> ABOUT THIS TASK
An exact copy of the records below is needed, with every picture left out.

*** Opening MATERIAL PROVIDED ***

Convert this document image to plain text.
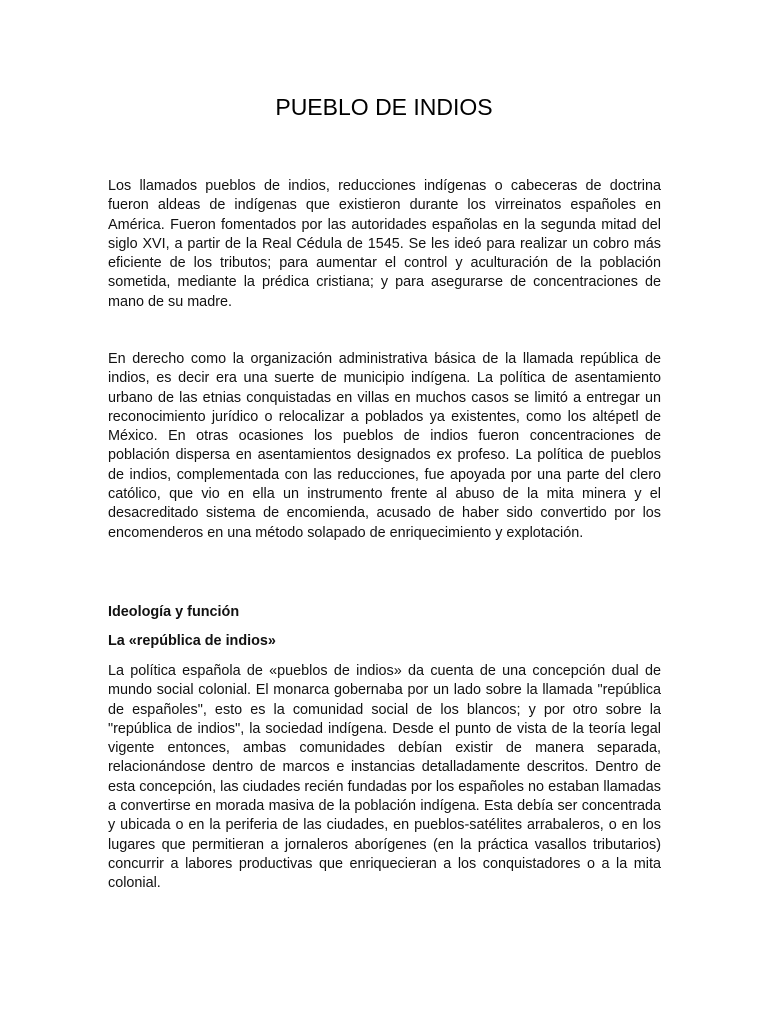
PUEBLO DE INDIOS

Los llamados pueblos de indios, reducciones indígenas o cabeceras de doctrina fueron aldeas de indígenas que existieron durante los virreinatos españoles en América. Fueron fomentados por las autoridades españolas en la segunda mitad del siglo XVI, a partir de la Real Cédula de 1545. Se les ideó para realizar un cobro más eficiente de los tributos; para aumentar el control y aculturación de la población sometida, mediante la prédica cristiana; y para asegurarse de concentraciones de mano de su madre.

En derecho como la organización administrativa básica de la llamada república de indios, es decir era una suerte de municipio indígena. La política de asentamiento urbano de las etnias conquistadas en villas en muchos casos se limitó a entregar un reconocimiento jurídico o relocalizar a poblados ya existentes, como los altépetl de México. En otras ocasiones los pueblos de indios fueron concentraciones de población dispersa en asentamientos designados ex profeso. La política de pueblos de indios, complementada con las reducciones, fue apoyada por una parte del clero católico, que vio en ella un instrumento frente al abuso de la mita minera y el desacreditado sistema de encomienda, acusado de haber sido convertido por los encomenderos en una método solapado de enriquecimiento y explotación.

Ideología y función
La «república de indios»

La política española de «pueblos de indios» da cuenta de una concepción dual de mundo social colonial. El monarca gobernaba por un lado sobre la llamada "república de españoles", esto es la comunidad social de los blancos; y por otro sobre la "república de indios", la sociedad indígena. Desde el punto de vista de la teoría legal vigente entonces, ambas comunidades debían existir de manera separada, relacionándose dentro de marcos e instancias detalladamente descritos. Dentro de esta concepción, las ciudades recién fundadas por los españoles no estaban llamadas a convertirse en morada masiva de la población indígena. Esta debía ser concentrada y ubicada o en la periferia de las ciudades, en pueblos-satélites arrabaleros, o en los lugares que permitieran a jornaleros aborígenes (en la práctica vasallos tributarios) concurrir a labores productivas que enriquecieran a los conquistadores o a la mita colonial.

*** Closing MATERIAL PROVIDED ***

> ANSWER AREA
Convert this document image to plain text.
PUEBLO DE INDIOS

Los llamados pueblos de indios, reducciones indígenas o cabeceras de doctrina fueron aldeas de indígenas que existieron durante los virreinatos españoles en América. Fueron fomentados por las autoridades españolas en la segunda mitad del siglo XVI, a partir de la Real Cédula de 1545. Se les ideó para realizar un cobro más eficiente de los tributos; para aumentar el control y aculturación de la población sometida, mediante la prédica cristiana; y para asegurarse de concentraciones de mano de su madre.

En derecho como la organización administrativa básica de la llamada república de indios, es decir era una suerte de municipio indígena. La política de asentamiento urbano de las etnias conquistadas en villas en muchos casos se limitó a entregar un reconocimiento jurídico o relocalizar a poblados ya existentes, como los altépetl de México. En otras ocasiones los pueblos de indios fueron concentraciones de población dispersa en asentamientos designados ex profeso. La política de pueblos de indios, complementada con las reducciones, fue apoyada por una parte del clero católico, que vio en ella un instrumento frente al abuso de la mita minera y el desacreditado sistema de encomienda, acusado de haber sido convertido por los encomenderos en una método solapado de enriquecimiento y explotación.

Ideología y función
La «república de indios»

La política española de «pueblos de indios» da cuenta de una concepción dual de mundo social colonial. El monarca gobernaba por un lado sobre la llamada "república de españoles", esto es la comunidad social de los blancos; y por otro sobre la "república de indios", la sociedad indígena. Desde el punto de vista de la teoría legal vigente entonces, ambas comunidades debían existir de manera separada, relacionándose dentro de marcos e instancias detalladamente descritos. Dentro de esta concepción, las ciudades recién fundadas por los españoles no estaban llamadas a convertirse en morada masiva de la población indígena. Esta debía ser concentrada y ubicada o en la periferia de las ciudades, en pueblos-satélites arrabaleros, o en los lugares que permitieran a jornaleros aborígenes (en la práctica vasallos tributarios) concurrir a labores productivas que enriquecieran a los conquistadores o a la mita colonial.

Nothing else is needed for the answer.